# TASK TO CARRY OUT
State how many lines include "Wnioski", giving the number by itself.

·····

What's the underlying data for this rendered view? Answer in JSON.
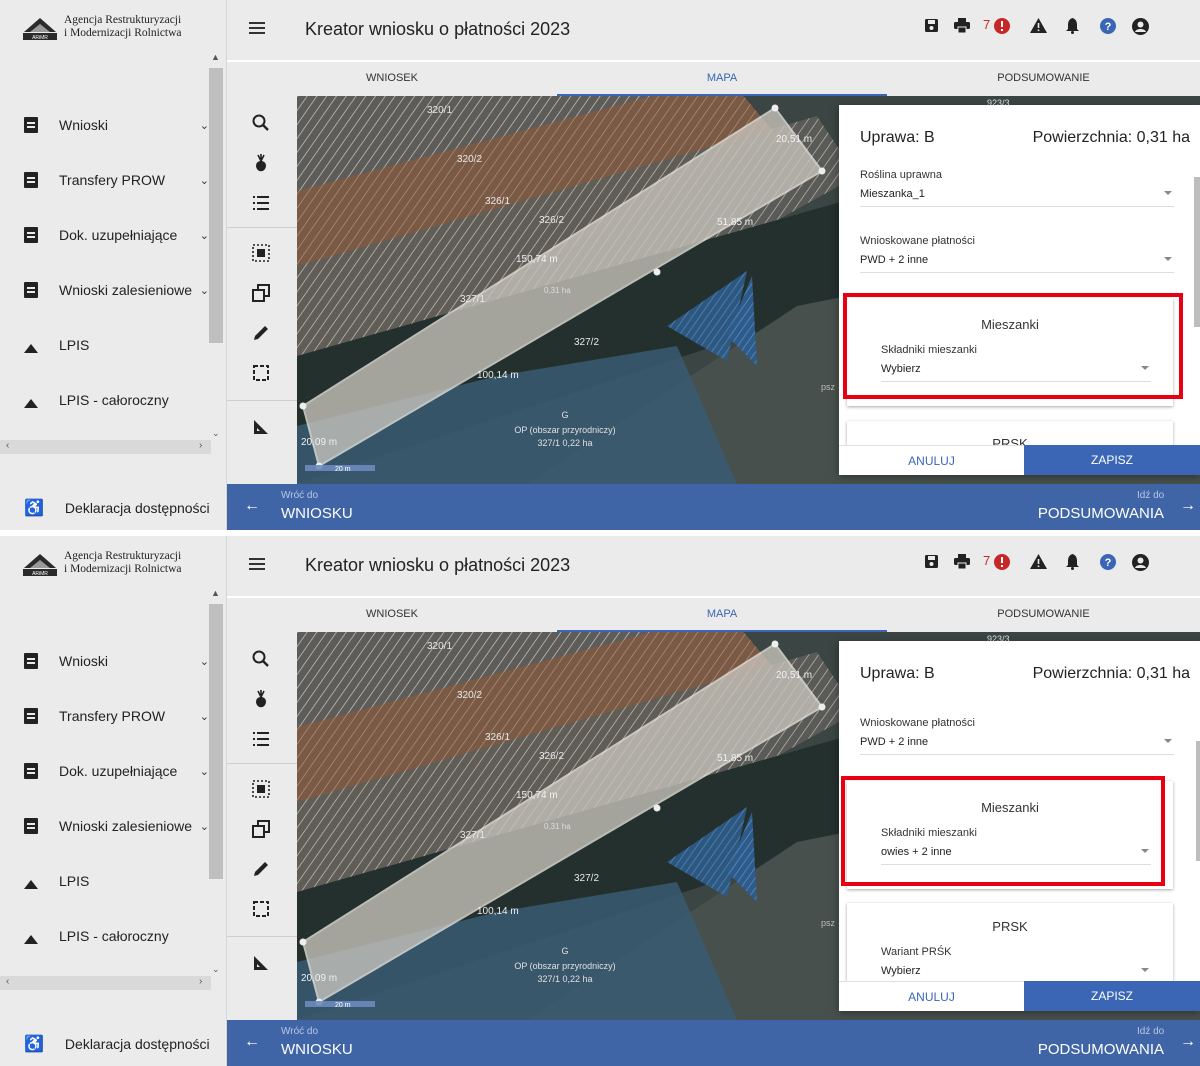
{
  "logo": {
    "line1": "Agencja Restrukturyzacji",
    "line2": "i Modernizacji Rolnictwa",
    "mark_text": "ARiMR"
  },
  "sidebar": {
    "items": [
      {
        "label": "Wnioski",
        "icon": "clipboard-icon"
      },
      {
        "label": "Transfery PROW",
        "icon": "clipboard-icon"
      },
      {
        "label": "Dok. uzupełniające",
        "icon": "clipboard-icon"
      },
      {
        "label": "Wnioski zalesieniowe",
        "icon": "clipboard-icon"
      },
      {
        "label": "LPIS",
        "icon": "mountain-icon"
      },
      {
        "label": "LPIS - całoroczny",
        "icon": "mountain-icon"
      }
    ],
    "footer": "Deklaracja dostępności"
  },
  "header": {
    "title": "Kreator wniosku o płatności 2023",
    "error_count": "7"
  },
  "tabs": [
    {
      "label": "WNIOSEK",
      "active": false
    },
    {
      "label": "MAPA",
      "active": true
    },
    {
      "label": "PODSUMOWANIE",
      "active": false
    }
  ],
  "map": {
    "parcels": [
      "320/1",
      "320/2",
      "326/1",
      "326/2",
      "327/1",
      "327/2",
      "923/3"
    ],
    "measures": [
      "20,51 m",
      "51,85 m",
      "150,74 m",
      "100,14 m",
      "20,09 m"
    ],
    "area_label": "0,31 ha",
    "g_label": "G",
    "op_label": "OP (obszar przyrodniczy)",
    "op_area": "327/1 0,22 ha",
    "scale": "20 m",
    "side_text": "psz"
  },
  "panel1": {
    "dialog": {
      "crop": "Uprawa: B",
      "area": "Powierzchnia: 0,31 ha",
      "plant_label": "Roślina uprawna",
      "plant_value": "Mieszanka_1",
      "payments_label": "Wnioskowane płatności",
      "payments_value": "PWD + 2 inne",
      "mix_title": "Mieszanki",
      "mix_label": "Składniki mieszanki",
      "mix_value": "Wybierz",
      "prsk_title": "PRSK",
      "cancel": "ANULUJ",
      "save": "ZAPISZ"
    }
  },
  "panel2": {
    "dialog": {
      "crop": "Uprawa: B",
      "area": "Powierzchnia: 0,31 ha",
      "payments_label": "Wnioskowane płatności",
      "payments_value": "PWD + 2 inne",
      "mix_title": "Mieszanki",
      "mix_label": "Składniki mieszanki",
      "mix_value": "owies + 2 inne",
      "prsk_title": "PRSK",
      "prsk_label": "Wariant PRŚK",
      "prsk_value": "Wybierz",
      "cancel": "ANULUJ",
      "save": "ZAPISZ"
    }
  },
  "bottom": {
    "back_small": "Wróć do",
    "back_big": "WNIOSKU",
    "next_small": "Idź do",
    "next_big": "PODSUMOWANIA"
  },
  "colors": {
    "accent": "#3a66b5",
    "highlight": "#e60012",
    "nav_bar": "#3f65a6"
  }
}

·····

# REPLY
2